--- Start ---
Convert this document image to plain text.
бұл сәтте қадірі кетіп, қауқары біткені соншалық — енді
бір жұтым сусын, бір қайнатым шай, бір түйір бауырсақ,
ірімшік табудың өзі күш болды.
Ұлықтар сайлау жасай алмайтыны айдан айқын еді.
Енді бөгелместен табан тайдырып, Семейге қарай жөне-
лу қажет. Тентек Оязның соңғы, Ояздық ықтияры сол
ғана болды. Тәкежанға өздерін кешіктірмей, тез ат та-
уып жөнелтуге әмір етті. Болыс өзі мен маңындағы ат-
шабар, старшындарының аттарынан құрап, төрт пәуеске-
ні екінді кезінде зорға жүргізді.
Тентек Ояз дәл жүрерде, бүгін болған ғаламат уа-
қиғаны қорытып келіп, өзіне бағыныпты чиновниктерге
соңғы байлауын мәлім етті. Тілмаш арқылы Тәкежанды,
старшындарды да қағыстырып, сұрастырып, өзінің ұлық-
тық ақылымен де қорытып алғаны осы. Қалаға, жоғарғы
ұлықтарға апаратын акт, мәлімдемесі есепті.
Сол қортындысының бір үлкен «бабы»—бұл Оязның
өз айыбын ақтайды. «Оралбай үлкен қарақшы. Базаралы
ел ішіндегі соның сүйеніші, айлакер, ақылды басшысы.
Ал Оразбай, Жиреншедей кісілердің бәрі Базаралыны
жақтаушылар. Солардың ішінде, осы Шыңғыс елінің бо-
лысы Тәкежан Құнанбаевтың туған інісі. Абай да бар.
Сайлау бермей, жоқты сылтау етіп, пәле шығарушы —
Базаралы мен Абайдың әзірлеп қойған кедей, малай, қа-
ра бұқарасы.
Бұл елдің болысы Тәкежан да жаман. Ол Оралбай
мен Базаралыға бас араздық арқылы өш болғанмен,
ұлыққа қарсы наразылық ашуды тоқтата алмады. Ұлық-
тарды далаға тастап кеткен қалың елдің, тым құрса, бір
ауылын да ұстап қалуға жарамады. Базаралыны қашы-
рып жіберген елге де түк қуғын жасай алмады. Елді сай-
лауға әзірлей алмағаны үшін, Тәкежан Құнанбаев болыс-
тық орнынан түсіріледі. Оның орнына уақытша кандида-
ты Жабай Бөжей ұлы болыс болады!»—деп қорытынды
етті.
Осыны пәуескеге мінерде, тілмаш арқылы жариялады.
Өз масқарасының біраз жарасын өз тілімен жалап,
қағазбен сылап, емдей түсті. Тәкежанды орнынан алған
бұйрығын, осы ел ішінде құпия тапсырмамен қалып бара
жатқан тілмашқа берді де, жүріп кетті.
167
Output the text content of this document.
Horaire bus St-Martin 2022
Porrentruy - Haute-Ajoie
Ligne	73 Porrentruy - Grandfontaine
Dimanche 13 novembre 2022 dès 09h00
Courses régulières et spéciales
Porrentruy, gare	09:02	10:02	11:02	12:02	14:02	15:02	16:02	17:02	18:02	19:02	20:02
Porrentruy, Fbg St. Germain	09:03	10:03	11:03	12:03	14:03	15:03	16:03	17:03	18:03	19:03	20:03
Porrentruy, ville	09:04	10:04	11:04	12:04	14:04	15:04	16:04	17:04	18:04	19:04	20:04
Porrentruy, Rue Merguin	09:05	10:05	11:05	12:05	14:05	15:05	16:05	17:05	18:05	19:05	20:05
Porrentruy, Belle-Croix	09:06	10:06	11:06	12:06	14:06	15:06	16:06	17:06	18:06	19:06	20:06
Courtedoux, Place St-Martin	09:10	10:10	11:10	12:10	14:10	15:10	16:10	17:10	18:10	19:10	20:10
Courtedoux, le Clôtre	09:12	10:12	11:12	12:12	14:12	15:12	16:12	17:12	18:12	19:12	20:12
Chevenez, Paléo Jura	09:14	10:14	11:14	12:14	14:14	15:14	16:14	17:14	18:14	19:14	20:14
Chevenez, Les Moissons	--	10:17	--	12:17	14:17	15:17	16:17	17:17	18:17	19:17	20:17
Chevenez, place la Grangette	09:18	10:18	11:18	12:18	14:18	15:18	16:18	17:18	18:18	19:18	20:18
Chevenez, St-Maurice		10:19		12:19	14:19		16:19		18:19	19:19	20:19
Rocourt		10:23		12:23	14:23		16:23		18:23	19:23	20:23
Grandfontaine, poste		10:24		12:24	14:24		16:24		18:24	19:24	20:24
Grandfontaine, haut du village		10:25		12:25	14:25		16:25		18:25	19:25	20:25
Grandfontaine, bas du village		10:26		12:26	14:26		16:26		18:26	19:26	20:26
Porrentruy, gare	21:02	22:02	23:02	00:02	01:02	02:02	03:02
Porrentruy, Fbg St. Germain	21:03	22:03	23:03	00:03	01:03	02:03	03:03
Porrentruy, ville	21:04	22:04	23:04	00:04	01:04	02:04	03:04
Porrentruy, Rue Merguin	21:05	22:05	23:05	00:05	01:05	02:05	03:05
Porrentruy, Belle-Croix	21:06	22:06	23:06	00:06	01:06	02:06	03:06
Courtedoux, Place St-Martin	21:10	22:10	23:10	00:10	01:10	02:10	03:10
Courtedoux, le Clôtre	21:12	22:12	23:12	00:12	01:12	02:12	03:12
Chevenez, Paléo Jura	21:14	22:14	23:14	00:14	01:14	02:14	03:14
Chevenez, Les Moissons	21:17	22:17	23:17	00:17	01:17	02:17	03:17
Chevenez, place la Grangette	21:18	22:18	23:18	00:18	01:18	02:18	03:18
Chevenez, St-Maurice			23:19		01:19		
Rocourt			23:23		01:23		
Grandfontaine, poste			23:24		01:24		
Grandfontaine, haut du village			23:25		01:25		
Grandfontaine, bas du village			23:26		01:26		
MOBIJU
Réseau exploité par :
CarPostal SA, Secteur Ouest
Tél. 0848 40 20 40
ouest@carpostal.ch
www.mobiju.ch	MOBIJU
--- End ---
Each line of the listing should be copied exactly.

Convert this document image to plain text.
бұл сәтте қадірі кетіп, қауқары біткені соншалық — енді
бір жұтым сусын, бір қайнатым шай, бір түйір бауырсақ,
ірімшік табудың өзі күш болды.
Ұлықтар сайлау жасай алмайтыны айдан айқын еді.
Енді бөгелместен табан тайдырып, Семейге қарай жөне-
лу қажет. Тентек Оязның соңғы, Ояздық ықтияры сол
ғана болды. Тәкежанға өздерін кешіктірмей, тез ат та-
уып жөнелтуге әмір етті. Болыс өзі мен маңындағы ат-
шабар, старшындарының аттарынан құрап, төрт пәуеске-
ні екінді кезінде зорға жүргізді.
Тентек Ояз дәл жүрерде, бүгін болған ғаламат уа-
қиғаны қорытып келіп, өзіне бағыныпты чиновниктерге
соңғы байлауын мәлім етті. Тілмаш арқылы Тәкежанды,
старшындарды да қағыстырып, сұрастырып, өзінің ұлық-
тық ақылымен де қорытып алғаны осы. Қалаға, жоғарғы
ұлықтарға апаратын акт, мәлімдемесі есепті.
Сол қортындысының бір үлкен «бабы»—бұл Оязның
өз айыбын ақтайды. «Оралбай үлкен қарақшы. Базаралы
ел ішіндегі соның сүйеніші, айлакер, ақылды басшысы.
Ал Оразбай, Жиреншедей кісілердің бәрі Базаралыны
жақтаушылар. Солардың ішінде, осы Шыңғыс елінің бо-
лысы Тәкежан Құнанбаевтың туған інісі. Абай да бар.
Сайлау бермей, жоқты сылтау етіп, пәле шығарушы —
Базаралы мен Абайдың әзірлеп қойған кедей, малай, қа-
ра бұқарасы.
Бұл елдің болысы Тәкежан да жаман. Ол Оралбай
мен Базаралыға бас араздық арқылы өш болғанмен,
ұлыққа қарсы наразылық ашуды тоқтата алмады. Ұлық-
тарды далаға тастап кеткен қалың елдің, тым құрса, бір
ауылын да ұстап қалуға жарамады. Базаралыны қашы-
рып жіберген елге де түк қуғын жасай алмады. Елді сай-
лауға әзірлей алмағаны үшін, Тәкежан Құнанбаев болыс-
тық орнынан түсіріледі. Оның орнына уақытша кандида-
ты Жабай Бөжей ұлы болыс болады!»—деп қорытынды
етті.
Осыны пәуескеге мінерде, тілмаш арқылы жариялады.
Өз масқарасының біраз жарасын өз тілімен жалап,
қағазбен сылап, емдей түсті. Тәкежанды орнынан алған
бұйрығын, осы ел ішінде құпия тапсырмамен қалып бара
жатқан тілмашқа берді де, жүріп кетті.
167
Output the text content of this document.
Horaire bus St-Martin 2022
Porrentruy - Haute-Ajoie
Ligne	73 Porrentruy - Grandfontaine
Dimanche 13 novembre 2022 dès 09h00
Courses régulières et spéciales
Porrentruy, gare	09:02	10:02	11:02	12:02	14:02	15:02	16:02	17:02	18:02	19:02	20:02
Porrentruy, Fbg St. Germain	09:03	10:03	11:03	12:03	14:03	15:03	16:03	17:03	18:03	19:03	20:03
Porrentruy, ville	09:04	10:04	11:04	12:04	14:04	15:04	16:04	17:04	18:04	19:04	20:04
Porrentruy, Rue Merguin	09:05	10:05	11:05	12:05	14:05	15:05	16:05	17:05	18:05	19:05	20:05
Porrentruy, Belle-Croix	09:06	10:06	11:06	12:06	14:06	15:06	16:06	17:06	18:06	19:06	20:06
Courtedoux, Place St-Martin	09:10	10:10	11:10	12:10	14:10	15:10	16:10	17:10	18:10	19:10	20:10
Courtedoux, le Clôtre	09:12	10:12	11:12	12:12	14:12	15:12	16:12	17:12	18:12	19:12	20:12
Chevenez, Paléo Jura	09:14	10:14	11:14	12:14	14:14	15:14	16:14	17:14	18:14	19:14	20:14
Chevenez, Les Moissons	--	10:17	--	12:17	14:17	15:17	16:17	17:17	18:17	19:17	20:17
Chevenez, place la Grangette	09:18	10:18	11:18	12:18	14:18	15:18	16:18	17:18	18:18	19:18	20:18
Chevenez, St-Maurice		10:19		12:19	14:19		16:19		18:19	19:19	20:19
Rocourt		10:23		12:23	14:23		16:23		18:23	19:23	20:23
Grandfontaine, poste		10:24		12:24	14:24		16:24		18:24	19:24	20:24
Grandfontaine, haut du village		10:25		12:25	14:25		16:25		18:25	19:25	20:25
Grandfontaine, bas du village		10:26		12:26	14:26		16:26		18:26	19:26	20:26
Porrentruy, gare	21:02	22:02	23:02	00:02	01:02	02:02	03:02
Porrentruy, Fbg St. Germain	21:03	22:03	23:03	00:03	01:03	02:03	03:03
Porrentruy, ville	21:04	22:04	23:04	00:04	01:04	02:04	03:04
Porrentruy, Rue Merguin	21:05	22:05	23:05	00:05	01:05	02:05	03:05
Porrentruy, Belle-Croix	21:06	22:06	23:06	00:06	01:06	02:06	03:06
Courtedoux, Place St-Martin	21:10	22:10	23:10	00:10	01:10	02:10	03:10
Courtedoux, le Clôtre	21:12	22:12	23:12	00:12	01:12	02:12	03:12
Chevenez, Paléo Jura	21:14	22:14	23:14	00:14	01:14	02:14	03:14
Chevenez, Les Moissons	21:17	22:17	23:17	00:17	01:17	02:17	03:17
Chevenez, place la Grangette	21:18	22:18	23:18	00:18	01:18	02:18	03:18
Chevenez, St-Maurice			23:19		01:19		
Rocourt			23:23		01:23		
Grandfontaine, poste			23:24		01:24		
Grandfontaine, haut du village			23:25		01:25		
Grandfontaine, bas du village			23:26		01:26		
MOBIJU
Réseau exploité par :
CarPostal SA, Secteur Ouest
Tél. 0848 40 20 40
ouest@carpostal.ch
www.mobiju.ch	MOBIJU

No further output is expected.